> [DIRECTIVE]: Copy out all of the material exactly as presented.
### MATERIALS PROVIDED
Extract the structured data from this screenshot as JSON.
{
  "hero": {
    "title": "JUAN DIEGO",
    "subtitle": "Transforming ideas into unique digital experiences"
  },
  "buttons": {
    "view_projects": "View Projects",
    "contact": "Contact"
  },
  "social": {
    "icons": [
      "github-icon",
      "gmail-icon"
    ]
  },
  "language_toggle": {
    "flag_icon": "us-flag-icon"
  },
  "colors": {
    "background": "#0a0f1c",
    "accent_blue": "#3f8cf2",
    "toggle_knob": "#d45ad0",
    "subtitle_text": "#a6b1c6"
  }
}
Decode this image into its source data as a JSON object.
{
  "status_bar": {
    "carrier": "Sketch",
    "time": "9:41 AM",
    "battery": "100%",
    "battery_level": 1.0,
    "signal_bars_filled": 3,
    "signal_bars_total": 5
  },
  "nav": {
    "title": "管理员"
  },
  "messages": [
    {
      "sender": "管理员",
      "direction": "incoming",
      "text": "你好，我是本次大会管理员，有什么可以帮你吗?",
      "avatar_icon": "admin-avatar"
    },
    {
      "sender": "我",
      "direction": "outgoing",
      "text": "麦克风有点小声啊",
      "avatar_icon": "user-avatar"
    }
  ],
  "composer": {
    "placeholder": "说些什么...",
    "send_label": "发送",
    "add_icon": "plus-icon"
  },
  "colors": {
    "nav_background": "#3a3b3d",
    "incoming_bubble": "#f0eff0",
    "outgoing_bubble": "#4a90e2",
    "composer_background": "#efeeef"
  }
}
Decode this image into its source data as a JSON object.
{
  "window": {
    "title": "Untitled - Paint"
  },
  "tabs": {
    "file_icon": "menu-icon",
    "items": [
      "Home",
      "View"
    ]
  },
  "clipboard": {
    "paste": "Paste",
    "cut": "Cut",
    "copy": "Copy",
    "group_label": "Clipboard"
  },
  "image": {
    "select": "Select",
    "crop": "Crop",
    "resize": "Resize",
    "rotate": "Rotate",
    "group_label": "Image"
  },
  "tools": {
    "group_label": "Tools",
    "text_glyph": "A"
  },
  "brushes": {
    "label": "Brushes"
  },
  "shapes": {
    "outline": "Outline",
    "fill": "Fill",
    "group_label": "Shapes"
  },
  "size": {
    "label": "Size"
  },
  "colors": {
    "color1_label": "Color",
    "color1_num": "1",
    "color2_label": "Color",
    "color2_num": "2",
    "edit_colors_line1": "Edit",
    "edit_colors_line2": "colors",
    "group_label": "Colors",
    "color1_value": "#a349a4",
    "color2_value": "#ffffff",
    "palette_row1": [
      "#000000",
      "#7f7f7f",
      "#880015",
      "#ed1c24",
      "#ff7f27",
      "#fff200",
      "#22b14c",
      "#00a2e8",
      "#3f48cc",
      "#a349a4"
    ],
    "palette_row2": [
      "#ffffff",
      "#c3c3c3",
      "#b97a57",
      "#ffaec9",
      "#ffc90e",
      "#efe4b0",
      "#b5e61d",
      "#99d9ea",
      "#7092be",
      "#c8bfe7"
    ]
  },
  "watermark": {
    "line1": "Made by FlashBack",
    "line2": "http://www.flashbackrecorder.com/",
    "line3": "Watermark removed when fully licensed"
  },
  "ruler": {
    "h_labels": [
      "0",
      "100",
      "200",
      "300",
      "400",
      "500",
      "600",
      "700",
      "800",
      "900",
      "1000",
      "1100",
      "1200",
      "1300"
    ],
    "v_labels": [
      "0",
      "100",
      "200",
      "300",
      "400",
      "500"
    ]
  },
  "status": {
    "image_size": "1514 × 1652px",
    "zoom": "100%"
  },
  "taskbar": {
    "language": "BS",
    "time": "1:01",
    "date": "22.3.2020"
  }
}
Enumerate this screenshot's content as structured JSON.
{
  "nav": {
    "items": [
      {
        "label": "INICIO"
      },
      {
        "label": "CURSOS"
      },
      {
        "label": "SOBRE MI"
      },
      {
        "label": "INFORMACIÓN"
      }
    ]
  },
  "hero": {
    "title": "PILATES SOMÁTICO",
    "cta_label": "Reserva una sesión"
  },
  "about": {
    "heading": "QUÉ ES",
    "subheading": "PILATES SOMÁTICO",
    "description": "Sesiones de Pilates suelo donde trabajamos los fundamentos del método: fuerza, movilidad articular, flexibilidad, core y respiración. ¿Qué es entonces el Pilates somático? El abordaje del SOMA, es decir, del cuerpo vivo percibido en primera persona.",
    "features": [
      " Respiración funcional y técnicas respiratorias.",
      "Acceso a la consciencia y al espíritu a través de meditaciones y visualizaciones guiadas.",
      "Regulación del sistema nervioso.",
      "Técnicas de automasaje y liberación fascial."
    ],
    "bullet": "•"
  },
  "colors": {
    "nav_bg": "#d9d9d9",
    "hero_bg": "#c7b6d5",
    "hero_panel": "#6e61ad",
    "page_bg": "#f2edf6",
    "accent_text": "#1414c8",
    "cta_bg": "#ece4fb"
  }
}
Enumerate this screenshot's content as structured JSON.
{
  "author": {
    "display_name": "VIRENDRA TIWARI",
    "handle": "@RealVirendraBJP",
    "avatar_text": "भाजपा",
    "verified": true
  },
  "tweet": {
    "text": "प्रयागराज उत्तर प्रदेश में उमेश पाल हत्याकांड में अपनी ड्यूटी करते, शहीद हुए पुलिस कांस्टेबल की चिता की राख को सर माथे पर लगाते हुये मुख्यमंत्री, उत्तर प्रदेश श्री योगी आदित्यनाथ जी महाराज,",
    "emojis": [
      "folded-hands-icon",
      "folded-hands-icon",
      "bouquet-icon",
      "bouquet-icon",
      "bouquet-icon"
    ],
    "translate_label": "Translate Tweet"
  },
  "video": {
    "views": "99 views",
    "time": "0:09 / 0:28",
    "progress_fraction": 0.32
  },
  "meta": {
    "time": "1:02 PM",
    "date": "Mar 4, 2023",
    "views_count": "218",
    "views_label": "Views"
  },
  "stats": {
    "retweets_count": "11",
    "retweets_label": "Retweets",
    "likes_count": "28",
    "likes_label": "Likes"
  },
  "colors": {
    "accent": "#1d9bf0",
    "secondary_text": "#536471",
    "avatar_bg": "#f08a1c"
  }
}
######
> [FULL OUTPUT]:
Extract the structured data from this screenshot as JSON.
{
  "hero": {
    "title": "JUAN DIEGO",
    "subtitle": "Transforming ideas into unique digital experiences"
  },
  "buttons": {
    "view_projects": "View Projects",
    "contact": "Contact"
  },
  "social": {
    "icons": [
      "github-icon",
      "gmail-icon"
    ]
  },
  "language_toggle": {
    "flag_icon": "us-flag-icon"
  },
  "colors": {
    "background": "#0a0f1c",
    "accent_blue": "#3f8cf2",
    "toggle_knob": "#d45ad0",
    "subtitle_text": "#a6b1c6"
  }
}
Decode this image into its source data as a JSON object.
{
  "status_bar": {
    "carrier": "Sketch",
    "time": "9:41 AM",
    "battery": "100%",
    "battery_level": 1.0,
    "signal_bars_filled": 3,
    "signal_bars_total": 5
  },
  "nav": {
    "title": "管理员"
  },
  "messages": [
    {
      "sender": "管理员",
      "direction": "incoming",
      "text": "你好，我是本次大会管理员，有什么可以帮你吗?",
      "avatar_icon": "admin-avatar"
    },
    {
      "sender": "我",
      "direction": "outgoing",
      "text": "麦克风有点小声啊",
      "avatar_icon": "user-avatar"
    }
  ],
  "composer": {
    "placeholder": "说些什么...",
    "send_label": "发送",
    "add_icon": "plus-icon"
  },
  "colors": {
    "nav_background": "#3a3b3d",
    "incoming_bubble": "#f0eff0",
    "outgoing_bubble": "#4a90e2",
    "composer_background": "#efeeef"
  }
}
Decode this image into its source data as a JSON object.
{
  "window": {
    "title": "Untitled - Paint"
  },
  "tabs": {
    "file_icon": "menu-icon",
    "items": [
      "Home",
      "View"
    ]
  },
  "clipboard": {
    "paste": "Paste",
    "cut": "Cut",
    "copy": "Copy",
    "group_label": "Clipboard"
  },
  "image": {
    "select": "Select",
    "crop": "Crop",
    "resize": "Resize",
    "rotate": "Rotate",
    "group_label": "Image"
  },
  "tools": {
    "group_label": "Tools",
    "text_glyph": "A"
  },
  "brushes": {
    "label": "Brushes"
  },
  "shapes": {
    "outline": "Outline",
    "fill": "Fill",
    "group_label": "Shapes"
  },
  "size": {
    "label": "Size"
  },
  "colors": {
    "color1_label": "Color",
    "color1_num": "1",
    "color2_label": "Color",
    "color2_num": "2",
    "edit_colors_line1": "Edit",
    "edit_colors_line2": "colors",
    "group_label": "Colors",
    "color1_value": "#a349a4",
    "color2_value": "#ffffff",
    "palette_row1": [
      "#000000",
      "#7f7f7f",
      "#880015",
      "#ed1c24",
      "#ff7f27",
      "#fff200",
      "#22b14c",
      "#00a2e8",
      "#3f48cc",
      "#a349a4"
    ],
    "palette_row2": [
      "#ffffff",
      "#c3c3c3",
      "#b97a57",
      "#ffaec9",
      "#ffc90e",
      "#efe4b0",
      "#b5e61d",
      "#99d9ea",
      "#7092be",
      "#c8bfe7"
    ]
  },
  "watermark": {
    "line1": "Made by FlashBack",
    "line2": "http://www.flashbackrecorder.com/",
    "line3": "Watermark removed when fully licensed"
  },
  "ruler": {
    "h_labels": [
      "0",
      "100",
      "200",
      "300",
      "400",
      "500",
      "600",
      "700",
      "800",
      "900",
      "1000",
      "1100",
      "1200",
      "1300"
    ],
    "v_labels": [
      "0",
      "100",
      "200",
      "300",
      "400",
      "500"
    ]
  },
  "status": {
    "image_size": "1514 × 1652px",
    "zoom": "100%"
  },
  "taskbar": {
    "language": "BS",
    "time": "1:01",
    "date": "22.3.2020"
  }
}
Enumerate this screenshot's content as structured JSON.
{
  "nav": {
    "items": [
      {
        "label": "INICIO"
      },
      {
        "label": "CURSOS"
      },
      {
        "label": "SOBRE MI"
      },
      {
        "label": "INFORMACIÓN"
      }
    ]
  },
  "hero": {
    "title": "PILATES SOMÁTICO",
    "cta_label": "Reserva una sesión"
  },
  "about": {
    "heading": "QUÉ ES",
    "subheading": "PILATES SOMÁTICO",
    "description": "Sesiones de Pilates suelo donde trabajamos los fundamentos del método: fuerza, movilidad articular, flexibilidad, core y respiración. ¿Qué es entonces el Pilates somático? El abordaje del SOMA, es decir, del cuerpo vivo percibido en primera persona.",
    "features": [
      " Respiración funcional y técnicas respiratorias.",
      "Acceso a la consciencia y al espíritu a través de meditaciones y visualizaciones guiadas.",
      "Regulación del sistema nervioso.",
      "Técnicas de automasaje y liberación fascial."
    ],
    "bullet": "•"
  },
  "colors": {
    "nav_bg": "#d9d9d9",
    "hero_bg": "#c7b6d5",
    "hero_panel": "#6e61ad",
    "page_bg": "#f2edf6",
    "accent_text": "#1414c8",
    "cta_bg": "#ece4fb"
  }
}
Enumerate this screenshot's content as structured JSON.
{
  "author": {
    "display_name": "VIRENDRA TIWARI",
    "handle": "@RealVirendraBJP",
    "avatar_text": "भाजपा",
    "verified": true
  },
  "tweet": {
    "text": "प्रयागराज उत्तर प्रदेश में उमेश पाल हत्याकांड में अपनी ड्यूटी करते, शहीद हुए पुलिस कांस्टेबल की चिता की राख को सर माथे पर लगाते हुये मुख्यमंत्री, उत्तर प्रदेश श्री योगी आदित्यनाथ जी महाराज,",
    "emojis": [
      "folded-hands-icon",
      "folded-hands-icon",
      "bouquet-icon",
      "bouquet-icon",
      "bouquet-icon"
    ],
    "translate_label": "Translate Tweet"
  },
  "video": {
    "views": "99 views",
    "time": "0:09 / 0:28",
    "progress_fraction": 0.32
  },
  "meta": {
    "time": "1:02 PM",
    "date": "Mar 4, 2023",
    "views_count": "218",
    "views_label": "Views"
  },
  "stats": {
    "retweets_count": "11",
    "retweets_label": "Retweets",
    "likes_count": "28",
    "likes_label": "Likes"
  },
  "colors": {
    "accent": "#1d9bf0",
    "secondary_text": "#536471",
    "avatar_bg": "#f08a1c"
  }
}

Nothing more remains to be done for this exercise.